▶ **LISTING**:
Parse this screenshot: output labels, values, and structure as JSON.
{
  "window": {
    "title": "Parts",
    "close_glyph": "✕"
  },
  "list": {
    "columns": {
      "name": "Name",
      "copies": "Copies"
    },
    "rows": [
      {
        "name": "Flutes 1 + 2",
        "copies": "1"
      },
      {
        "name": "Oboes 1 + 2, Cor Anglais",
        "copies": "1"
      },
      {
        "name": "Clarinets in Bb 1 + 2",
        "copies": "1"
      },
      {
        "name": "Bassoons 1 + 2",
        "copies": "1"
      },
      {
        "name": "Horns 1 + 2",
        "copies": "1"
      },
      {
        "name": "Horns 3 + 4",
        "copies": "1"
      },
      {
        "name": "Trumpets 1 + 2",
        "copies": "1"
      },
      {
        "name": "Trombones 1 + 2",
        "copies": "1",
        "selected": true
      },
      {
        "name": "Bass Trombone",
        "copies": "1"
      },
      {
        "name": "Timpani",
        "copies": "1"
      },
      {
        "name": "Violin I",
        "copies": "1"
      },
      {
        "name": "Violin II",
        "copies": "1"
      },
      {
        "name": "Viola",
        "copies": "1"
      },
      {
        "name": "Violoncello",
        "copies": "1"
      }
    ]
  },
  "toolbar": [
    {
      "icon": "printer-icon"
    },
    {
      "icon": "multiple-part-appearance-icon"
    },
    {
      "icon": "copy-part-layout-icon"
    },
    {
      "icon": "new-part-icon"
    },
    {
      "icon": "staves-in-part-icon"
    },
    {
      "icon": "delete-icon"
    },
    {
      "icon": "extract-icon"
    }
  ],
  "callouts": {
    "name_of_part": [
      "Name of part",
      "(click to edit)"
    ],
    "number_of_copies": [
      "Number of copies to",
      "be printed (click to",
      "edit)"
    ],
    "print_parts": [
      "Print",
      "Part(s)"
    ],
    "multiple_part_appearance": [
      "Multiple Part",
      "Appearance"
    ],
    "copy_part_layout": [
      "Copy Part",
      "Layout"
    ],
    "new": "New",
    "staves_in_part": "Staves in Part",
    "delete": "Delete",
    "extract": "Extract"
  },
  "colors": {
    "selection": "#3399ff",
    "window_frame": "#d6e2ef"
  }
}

▶ **EXERCISE DETAILS**: Return all of the above records exactly, leaving no line out.

▶ **SOLUTION BELOW**:
Parse this screenshot: output labels, values, and structure as JSON.
{
  "window": {
    "title": "Parts",
    "close_glyph": "✕"
  },
  "list": {
    "columns": {
      "name": "Name",
      "copies": "Copies"
    },
    "rows": [
      {
        "name": "Flutes 1 + 2",
        "copies": "1"
      },
      {
        "name": "Oboes 1 + 2, Cor Anglais",
        "copies": "1"
      },
      {
        "name": "Clarinets in Bb 1 + 2",
        "copies": "1"
      },
      {
        "name": "Bassoons 1 + 2",
        "copies": "1"
      },
      {
        "name": "Horns 1 + 2",
        "copies": "1"
      },
      {
        "name": "Horns 3 + 4",
        "copies": "1"
      },
      {
        "name": "Trumpets 1 + 2",
        "copies": "1"
      },
      {
        "name": "Trombones 1 + 2",
        "copies": "1",
        "selected": true
      },
      {
        "name": "Bass Trombone",
        "copies": "1"
      },
      {
        "name": "Timpani",
        "copies": "1"
      },
      {
        "name": "Violin I",
        "copies": "1"
      },
      {
        "name": "Violin II",
        "copies": "1"
      },
      {
        "name": "Viola",
        "copies": "1"
      },
      {
        "name": "Violoncello",
        "copies": "1"
      }
    ]
  },
  "toolbar": [
    {
      "icon": "printer-icon"
    },
    {
      "icon": "multiple-part-appearance-icon"
    },
    {
      "icon": "copy-part-layout-icon"
    },
    {
      "icon": "new-part-icon"
    },
    {
      "icon": "staves-in-part-icon"
    },
    {
      "icon": "delete-icon"
    },
    {
      "icon": "extract-icon"
    }
  ],
  "callouts": {
    "name_of_part": [
      "Name of part",
      "(click to edit)"
    ],
    "number_of_copies": [
      "Number of copies to",
      "be printed (click to",
      "edit)"
    ],
    "print_parts": [
      "Print",
      "Part(s)"
    ],
    "multiple_part_appearance": [
      "Multiple Part",
      "Appearance"
    ],
    "copy_part_layout": [
      "Copy Part",
      "Layout"
    ],
    "new": "New",
    "staves_in_part": "Staves in Part",
    "delete": "Delete",
    "extract": "Extract"
  },
  "colors": {
    "selection": "#3399ff",
    "window_frame": "#d6e2ef"
  }
}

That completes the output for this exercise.